■ What is needed
Copy all the entries below exactly, but not the pictures.
start Records for the task
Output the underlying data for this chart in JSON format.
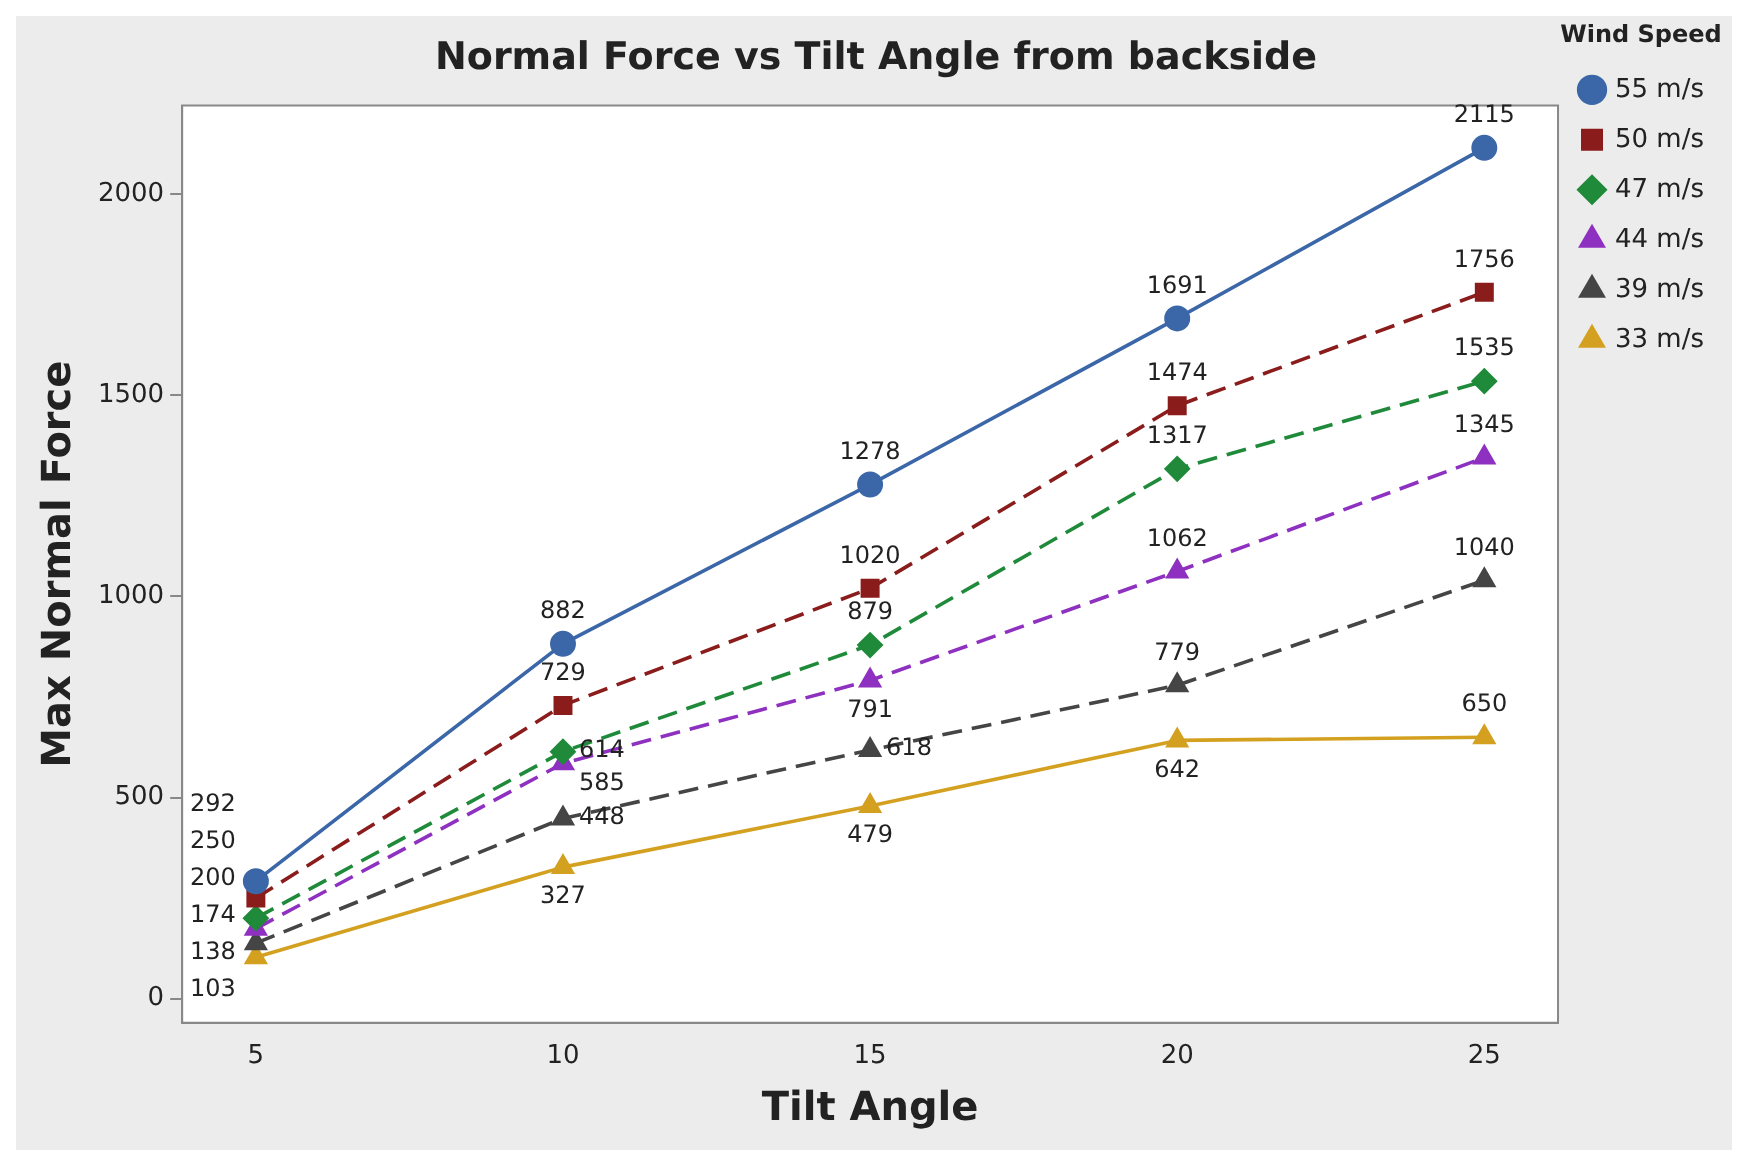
{
  "chart_data": {
    "type": "line",
    "title": "Normal Force vs Tilt Angle from backside",
    "xlabel": "Tilt Angle",
    "ylabel": "Max Normal Force",
    "legend_title": "Wind Speed",
    "legend": "right",
    "grid": false,
    "data_labels": true,
    "x": [
      5,
      10,
      15,
      20,
      25
    ],
    "xlim": [
      3.8,
      26.2
    ],
    "xticks": [
      5,
      10,
      15,
      20,
      25
    ],
    "ylim": [
      -60,
      2220
    ],
    "yticks": [
      0,
      500,
      1000,
      1500,
      2000
    ],
    "series": [
      {
        "name": "55 m/s",
        "color": "#3b67a8",
        "marker": "circle",
        "line_style": "solid",
        "values": [
          292,
          882,
          1278,
          1691,
          2115
        ]
      },
      {
        "name": "50 m/s",
        "color": "#8b1c1c",
        "marker": "square",
        "line_style": "dashed",
        "values": [
          250,
          729,
          1020,
          1474,
          1756
        ]
      },
      {
        "name": "47 m/s",
        "color": "#1f8a3a",
        "marker": "diamond",
        "line_style": "dashed",
        "values": [
          200,
          614,
          879,
          1317,
          1535
        ]
      },
      {
        "name": "44 m/s",
        "color": "#8e30c0",
        "marker": "triangle",
        "line_style": "dashed",
        "values": [
          174,
          585,
          791,
          1062,
          1345
        ]
      },
      {
        "name": "39 m/s",
        "color": "#454545",
        "marker": "triangle",
        "line_style": "dashed",
        "values": [
          138,
          448,
          618,
          779,
          1040
        ]
      },
      {
        "name": "33 m/s",
        "color": "#d4a020",
        "marker": "triangle",
        "line_style": "solid",
        "values": [
          103,
          327,
          479,
          642,
          650
        ]
      }
    ]
  }
}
end Records for the task
■ Reply to the task
Output the underlying data for this chart in JSON format.
{
  "chart_data": {
    "type": "line",
    "title": "Normal Force vs Tilt Angle from backside",
    "xlabel": "Tilt Angle",
    "ylabel": "Max Normal Force",
    "legend_title": "Wind Speed",
    "legend": "right",
    "grid": false,
    "data_labels": true,
    "x": [
      5,
      10,
      15,
      20,
      25
    ],
    "xlim": [
      3.8,
      26.2
    ],
    "xticks": [
      5,
      10,
      15,
      20,
      25
    ],
    "ylim": [
      -60,
      2220
    ],
    "yticks": [
      0,
      500,
      1000,
      1500,
      2000
    ],
    "series": [
      {
        "name": "55 m/s",
        "color": "#3b67a8",
        "marker": "circle",
        "line_style": "solid",
        "values": [
          292,
          882,
          1278,
          1691,
          2115
        ]
      },
      {
        "name": "50 m/s",
        "color": "#8b1c1c",
        "marker": "square",
        "line_style": "dashed",
        "values": [
          250,
          729,
          1020,
          1474,
          1756
        ]
      },
      {
        "name": "47 m/s",
        "color": "#1f8a3a",
        "marker": "diamond",
        "line_style": "dashed",
        "values": [
          200,
          614,
          879,
          1317,
          1535
        ]
      },
      {
        "name": "44 m/s",
        "color": "#8e30c0",
        "marker": "triangle",
        "line_style": "dashed",
        "values": [
          174,
          585,
          791,
          1062,
          1345
        ]
      },
      {
        "name": "39 m/s",
        "color": "#454545",
        "marker": "triangle",
        "line_style": "dashed",
        "values": [
          138,
          448,
          618,
          779,
          1040
        ]
      },
      {
        "name": "33 m/s",
        "color": "#d4a020",
        "marker": "triangle",
        "line_style": "solid",
        "values": [
          103,
          327,
          479,
          642,
          650
        ]
      }
    ]
  }
}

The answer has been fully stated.